• _TEXT SHOWN_:
┄┄┄┄┄┄┄┄┄┄┄┄┄┄┄┄┄┄┄┄

Haggis is one of the most unique and traditional dishes of Scottish cuisine, considered to be national dish of Scotland. This traditional dish is made by combining the internal organs or offal of either calf or sheep with oatmeal and suet.
The meat is then seasoned with lots of spices to create a spicy mixture which is then boiled in the stomach of the sheep or calf. Haggis may not look appealing but it has a rich nutty and earthy taste.
Offal majorly consists of the heart, liver and lungs of the animal being used for the dish.
Origin & Cultural Significance
There are a number of theories about the origin of the name ‘haggis’. According to some theories, the word ‘haggis’ came from the Scottish word ‘hag’ which means ‘to chop’.

┄┄┄┄┄┄┄┄┄┄┄┄┄┄┄┄┄┄┄┄

• _PROVIDED DATA_:
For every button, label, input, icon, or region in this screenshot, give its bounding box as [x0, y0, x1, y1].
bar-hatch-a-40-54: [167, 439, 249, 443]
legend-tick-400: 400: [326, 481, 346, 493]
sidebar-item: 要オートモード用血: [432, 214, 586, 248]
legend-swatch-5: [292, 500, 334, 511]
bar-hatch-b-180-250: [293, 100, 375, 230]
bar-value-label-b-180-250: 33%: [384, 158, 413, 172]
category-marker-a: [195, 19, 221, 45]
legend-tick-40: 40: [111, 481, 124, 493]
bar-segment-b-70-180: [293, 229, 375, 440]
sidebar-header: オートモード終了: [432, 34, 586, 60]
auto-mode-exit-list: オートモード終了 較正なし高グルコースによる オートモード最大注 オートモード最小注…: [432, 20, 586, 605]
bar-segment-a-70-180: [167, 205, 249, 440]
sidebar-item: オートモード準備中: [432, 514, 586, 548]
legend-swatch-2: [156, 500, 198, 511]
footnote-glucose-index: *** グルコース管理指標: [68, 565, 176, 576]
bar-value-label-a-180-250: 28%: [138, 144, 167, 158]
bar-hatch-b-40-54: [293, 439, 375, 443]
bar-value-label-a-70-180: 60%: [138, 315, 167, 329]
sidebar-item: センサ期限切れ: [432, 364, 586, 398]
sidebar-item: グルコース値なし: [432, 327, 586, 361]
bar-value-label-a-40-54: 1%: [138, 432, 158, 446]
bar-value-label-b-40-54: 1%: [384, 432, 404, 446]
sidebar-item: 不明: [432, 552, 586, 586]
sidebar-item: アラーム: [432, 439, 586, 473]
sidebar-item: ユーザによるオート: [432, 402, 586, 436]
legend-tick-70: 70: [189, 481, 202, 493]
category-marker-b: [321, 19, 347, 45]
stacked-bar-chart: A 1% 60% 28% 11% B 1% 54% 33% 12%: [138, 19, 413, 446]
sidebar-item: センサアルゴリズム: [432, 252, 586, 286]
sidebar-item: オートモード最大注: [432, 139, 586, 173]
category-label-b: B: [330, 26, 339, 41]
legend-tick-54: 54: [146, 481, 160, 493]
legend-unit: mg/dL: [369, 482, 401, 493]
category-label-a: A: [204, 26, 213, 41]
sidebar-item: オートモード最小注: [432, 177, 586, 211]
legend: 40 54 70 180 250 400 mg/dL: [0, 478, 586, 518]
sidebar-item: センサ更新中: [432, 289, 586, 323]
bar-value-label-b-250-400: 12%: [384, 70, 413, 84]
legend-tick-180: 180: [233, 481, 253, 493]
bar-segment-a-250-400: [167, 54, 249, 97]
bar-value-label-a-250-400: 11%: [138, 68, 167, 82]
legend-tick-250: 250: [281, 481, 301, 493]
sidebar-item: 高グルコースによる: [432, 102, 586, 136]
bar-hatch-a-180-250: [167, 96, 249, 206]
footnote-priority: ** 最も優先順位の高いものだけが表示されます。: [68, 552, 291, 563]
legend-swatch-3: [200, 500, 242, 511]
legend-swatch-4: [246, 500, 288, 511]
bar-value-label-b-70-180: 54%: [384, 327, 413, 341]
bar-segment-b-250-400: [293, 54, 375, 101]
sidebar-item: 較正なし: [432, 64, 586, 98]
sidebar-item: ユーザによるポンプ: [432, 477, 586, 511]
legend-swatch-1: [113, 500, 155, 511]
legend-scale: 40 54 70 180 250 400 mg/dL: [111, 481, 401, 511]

┄┄┄┄┄┄┄┄┄┄┄┄┄┄┄┄┄┄┄┄

• _TASK REQUIREMENTS_:
1. Print the stretch of the haggis text from "Haggis is one" through "oatmeal and suet.".
2. Name every animal organ that the haggis text says offal mainly consists of.

• _REPLIES_:
1.
Haggis is one of the most unique and traditional dishes of Scottish cuisine, considered to be national dish of Scotland. This traditional dish is made by combining the internal organs or offal of either calf or sheep with oatmeal and suet.

2. Heart, liver, lungs